**Task inputs**

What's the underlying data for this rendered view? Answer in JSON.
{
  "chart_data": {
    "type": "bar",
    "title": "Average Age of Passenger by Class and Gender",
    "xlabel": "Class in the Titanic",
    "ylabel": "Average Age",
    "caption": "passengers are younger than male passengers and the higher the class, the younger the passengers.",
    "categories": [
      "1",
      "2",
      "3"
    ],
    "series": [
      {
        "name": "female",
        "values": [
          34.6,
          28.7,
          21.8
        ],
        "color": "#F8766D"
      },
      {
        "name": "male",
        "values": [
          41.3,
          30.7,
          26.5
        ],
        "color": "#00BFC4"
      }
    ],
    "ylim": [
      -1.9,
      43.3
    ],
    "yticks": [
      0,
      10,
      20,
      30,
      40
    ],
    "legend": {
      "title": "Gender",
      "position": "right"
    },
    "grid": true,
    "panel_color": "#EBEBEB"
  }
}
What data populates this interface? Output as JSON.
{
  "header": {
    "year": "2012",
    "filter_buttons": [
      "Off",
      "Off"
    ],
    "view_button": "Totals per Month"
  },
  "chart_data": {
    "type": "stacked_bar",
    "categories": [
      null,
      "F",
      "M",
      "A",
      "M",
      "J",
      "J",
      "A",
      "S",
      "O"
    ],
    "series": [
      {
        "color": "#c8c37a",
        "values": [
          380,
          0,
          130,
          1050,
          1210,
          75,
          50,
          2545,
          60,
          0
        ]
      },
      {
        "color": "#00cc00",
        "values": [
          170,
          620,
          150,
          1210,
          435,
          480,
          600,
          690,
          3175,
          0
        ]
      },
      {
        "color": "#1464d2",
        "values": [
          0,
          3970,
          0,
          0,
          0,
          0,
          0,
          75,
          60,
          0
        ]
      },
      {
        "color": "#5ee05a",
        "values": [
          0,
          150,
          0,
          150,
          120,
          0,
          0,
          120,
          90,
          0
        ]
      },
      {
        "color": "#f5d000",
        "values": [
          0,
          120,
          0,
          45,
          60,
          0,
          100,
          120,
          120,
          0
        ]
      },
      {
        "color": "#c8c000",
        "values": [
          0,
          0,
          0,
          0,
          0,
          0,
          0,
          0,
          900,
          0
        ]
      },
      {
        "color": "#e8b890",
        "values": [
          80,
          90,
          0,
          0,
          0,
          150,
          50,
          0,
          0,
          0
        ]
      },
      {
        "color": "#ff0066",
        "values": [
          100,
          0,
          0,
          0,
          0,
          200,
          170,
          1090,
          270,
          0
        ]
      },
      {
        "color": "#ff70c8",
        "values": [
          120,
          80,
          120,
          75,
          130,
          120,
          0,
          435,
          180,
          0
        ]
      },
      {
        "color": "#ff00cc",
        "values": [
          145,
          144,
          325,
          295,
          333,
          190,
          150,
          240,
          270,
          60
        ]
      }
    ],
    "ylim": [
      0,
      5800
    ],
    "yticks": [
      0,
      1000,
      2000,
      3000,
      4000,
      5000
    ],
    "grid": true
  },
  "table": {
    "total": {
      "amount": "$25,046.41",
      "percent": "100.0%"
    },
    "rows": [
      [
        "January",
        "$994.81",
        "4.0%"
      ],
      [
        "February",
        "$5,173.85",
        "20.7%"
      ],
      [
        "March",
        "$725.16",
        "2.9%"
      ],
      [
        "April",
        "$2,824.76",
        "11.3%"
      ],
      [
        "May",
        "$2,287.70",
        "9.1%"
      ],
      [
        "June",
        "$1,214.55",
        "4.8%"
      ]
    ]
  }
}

**Work to be completed**
Where a line above contains the word "Average", copy that line.

**Response for this exercise**
    "title": "Average Age of Passenger by Class and Gender",
    "ylabel": "Average Age",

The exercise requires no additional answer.